**Exercise data**

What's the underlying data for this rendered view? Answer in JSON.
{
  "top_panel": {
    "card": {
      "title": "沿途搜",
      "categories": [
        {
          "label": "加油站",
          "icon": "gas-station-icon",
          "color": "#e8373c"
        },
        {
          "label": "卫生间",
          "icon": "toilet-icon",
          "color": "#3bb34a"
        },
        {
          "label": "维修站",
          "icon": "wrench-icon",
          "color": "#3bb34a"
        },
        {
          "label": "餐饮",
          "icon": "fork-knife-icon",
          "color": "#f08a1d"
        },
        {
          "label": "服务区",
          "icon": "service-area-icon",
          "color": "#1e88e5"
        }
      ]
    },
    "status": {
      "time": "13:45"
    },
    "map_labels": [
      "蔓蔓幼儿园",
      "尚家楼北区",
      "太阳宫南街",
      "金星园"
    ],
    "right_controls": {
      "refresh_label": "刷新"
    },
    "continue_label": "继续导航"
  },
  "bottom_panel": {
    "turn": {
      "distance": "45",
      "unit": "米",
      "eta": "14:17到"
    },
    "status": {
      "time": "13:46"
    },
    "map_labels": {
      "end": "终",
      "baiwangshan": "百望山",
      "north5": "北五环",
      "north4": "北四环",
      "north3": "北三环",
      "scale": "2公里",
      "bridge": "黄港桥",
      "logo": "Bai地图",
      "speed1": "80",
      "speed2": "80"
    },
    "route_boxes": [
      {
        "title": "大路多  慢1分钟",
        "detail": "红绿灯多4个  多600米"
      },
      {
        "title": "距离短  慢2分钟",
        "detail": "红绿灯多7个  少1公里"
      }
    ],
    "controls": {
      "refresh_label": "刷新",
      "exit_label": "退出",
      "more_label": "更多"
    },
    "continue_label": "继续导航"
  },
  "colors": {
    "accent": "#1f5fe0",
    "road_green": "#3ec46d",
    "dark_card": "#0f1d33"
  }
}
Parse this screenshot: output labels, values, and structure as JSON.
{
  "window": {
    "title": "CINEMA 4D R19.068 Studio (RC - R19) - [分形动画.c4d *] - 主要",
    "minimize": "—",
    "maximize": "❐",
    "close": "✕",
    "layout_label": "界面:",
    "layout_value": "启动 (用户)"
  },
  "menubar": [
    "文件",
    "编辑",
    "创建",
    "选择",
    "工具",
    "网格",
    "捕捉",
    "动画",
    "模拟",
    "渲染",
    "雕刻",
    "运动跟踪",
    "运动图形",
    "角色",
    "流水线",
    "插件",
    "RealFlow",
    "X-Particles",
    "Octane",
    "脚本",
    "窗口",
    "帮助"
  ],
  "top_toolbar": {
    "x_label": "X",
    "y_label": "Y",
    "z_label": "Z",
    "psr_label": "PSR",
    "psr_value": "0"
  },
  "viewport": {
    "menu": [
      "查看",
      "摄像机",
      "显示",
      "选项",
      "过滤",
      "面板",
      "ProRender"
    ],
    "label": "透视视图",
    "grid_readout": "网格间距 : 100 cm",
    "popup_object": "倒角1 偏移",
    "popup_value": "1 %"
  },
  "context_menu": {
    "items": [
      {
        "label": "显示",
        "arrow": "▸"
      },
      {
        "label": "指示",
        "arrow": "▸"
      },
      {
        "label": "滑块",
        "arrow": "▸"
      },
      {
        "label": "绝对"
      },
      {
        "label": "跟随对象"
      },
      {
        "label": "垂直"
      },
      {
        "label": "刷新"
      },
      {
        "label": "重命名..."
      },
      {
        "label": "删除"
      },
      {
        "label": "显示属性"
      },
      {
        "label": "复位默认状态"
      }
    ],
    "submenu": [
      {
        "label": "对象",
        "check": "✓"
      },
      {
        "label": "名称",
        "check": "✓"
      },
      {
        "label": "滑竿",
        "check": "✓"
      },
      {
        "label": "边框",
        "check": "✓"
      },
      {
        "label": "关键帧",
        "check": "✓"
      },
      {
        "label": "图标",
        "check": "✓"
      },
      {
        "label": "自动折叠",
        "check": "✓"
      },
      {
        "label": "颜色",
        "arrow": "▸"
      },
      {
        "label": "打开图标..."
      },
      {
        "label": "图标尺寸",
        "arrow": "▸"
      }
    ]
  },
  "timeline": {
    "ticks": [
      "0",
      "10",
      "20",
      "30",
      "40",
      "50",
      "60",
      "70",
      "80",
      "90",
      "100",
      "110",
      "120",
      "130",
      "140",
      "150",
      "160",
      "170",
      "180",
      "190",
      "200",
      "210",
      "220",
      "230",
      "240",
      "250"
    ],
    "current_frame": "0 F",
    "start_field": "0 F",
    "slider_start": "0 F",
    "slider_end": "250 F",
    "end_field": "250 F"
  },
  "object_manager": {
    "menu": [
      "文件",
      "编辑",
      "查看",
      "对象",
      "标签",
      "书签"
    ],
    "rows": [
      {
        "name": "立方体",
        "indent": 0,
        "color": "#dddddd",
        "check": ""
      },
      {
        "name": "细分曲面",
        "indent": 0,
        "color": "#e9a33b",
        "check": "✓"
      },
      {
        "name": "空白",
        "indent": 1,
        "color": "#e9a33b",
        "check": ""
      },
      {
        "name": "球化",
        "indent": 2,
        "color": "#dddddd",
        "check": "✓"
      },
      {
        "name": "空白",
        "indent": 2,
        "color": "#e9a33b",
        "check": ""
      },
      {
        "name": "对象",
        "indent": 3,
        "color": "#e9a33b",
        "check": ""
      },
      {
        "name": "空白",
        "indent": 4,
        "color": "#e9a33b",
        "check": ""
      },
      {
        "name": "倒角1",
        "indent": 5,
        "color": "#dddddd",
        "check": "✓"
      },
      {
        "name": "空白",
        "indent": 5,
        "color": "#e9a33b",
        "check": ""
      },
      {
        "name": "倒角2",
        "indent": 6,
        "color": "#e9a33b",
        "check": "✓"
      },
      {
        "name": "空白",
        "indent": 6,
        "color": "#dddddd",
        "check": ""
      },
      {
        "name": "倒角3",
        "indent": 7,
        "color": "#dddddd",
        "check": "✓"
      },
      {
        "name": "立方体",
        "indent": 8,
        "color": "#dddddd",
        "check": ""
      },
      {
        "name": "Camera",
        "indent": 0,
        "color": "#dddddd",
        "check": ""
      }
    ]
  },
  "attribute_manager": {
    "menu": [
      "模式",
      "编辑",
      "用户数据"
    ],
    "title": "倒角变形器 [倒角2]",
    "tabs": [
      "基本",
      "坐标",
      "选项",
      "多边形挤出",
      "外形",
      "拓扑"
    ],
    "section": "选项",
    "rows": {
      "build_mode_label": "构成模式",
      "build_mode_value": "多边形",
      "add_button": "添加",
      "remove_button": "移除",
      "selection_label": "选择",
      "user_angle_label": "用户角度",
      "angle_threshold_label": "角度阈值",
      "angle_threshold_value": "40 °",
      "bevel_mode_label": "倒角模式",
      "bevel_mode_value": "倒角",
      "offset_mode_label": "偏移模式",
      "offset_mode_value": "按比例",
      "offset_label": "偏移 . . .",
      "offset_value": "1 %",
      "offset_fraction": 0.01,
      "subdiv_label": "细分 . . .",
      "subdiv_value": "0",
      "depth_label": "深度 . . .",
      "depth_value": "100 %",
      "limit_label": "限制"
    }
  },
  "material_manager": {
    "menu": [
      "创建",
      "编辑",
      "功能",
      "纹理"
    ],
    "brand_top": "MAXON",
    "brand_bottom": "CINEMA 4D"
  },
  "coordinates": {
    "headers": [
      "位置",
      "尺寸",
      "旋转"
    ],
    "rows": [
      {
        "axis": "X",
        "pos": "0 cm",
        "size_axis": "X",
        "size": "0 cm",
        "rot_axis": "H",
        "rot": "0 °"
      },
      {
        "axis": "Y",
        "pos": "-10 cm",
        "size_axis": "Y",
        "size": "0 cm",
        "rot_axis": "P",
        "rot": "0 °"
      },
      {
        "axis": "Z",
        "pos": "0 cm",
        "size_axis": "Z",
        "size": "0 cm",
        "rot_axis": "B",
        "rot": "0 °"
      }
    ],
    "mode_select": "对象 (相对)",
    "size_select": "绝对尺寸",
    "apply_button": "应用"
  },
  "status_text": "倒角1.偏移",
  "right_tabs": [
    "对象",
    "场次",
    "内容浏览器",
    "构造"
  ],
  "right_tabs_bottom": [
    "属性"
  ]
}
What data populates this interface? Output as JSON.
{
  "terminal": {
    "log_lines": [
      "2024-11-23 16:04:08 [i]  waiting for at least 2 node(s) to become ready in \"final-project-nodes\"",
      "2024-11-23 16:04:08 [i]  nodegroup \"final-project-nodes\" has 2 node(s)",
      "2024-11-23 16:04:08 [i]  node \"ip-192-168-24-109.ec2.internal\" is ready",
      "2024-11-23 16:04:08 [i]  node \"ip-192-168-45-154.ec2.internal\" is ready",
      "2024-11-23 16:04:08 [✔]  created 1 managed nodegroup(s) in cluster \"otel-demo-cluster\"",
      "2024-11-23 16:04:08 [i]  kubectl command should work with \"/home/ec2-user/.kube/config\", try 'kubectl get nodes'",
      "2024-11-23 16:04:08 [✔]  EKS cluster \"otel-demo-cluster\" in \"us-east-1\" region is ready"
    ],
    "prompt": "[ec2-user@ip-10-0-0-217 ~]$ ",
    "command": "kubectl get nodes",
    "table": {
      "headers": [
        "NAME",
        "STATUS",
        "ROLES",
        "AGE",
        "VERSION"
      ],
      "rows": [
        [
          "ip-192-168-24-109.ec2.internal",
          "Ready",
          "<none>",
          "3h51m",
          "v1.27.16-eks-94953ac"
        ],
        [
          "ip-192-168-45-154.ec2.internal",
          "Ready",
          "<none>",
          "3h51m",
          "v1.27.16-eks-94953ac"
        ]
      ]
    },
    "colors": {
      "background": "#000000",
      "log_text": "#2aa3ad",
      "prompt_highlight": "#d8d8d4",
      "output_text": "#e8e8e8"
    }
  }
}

**Task objective**
In the entries above, some lines may contain the string "icon"; report how many, without additional comment.

**Correct result**
5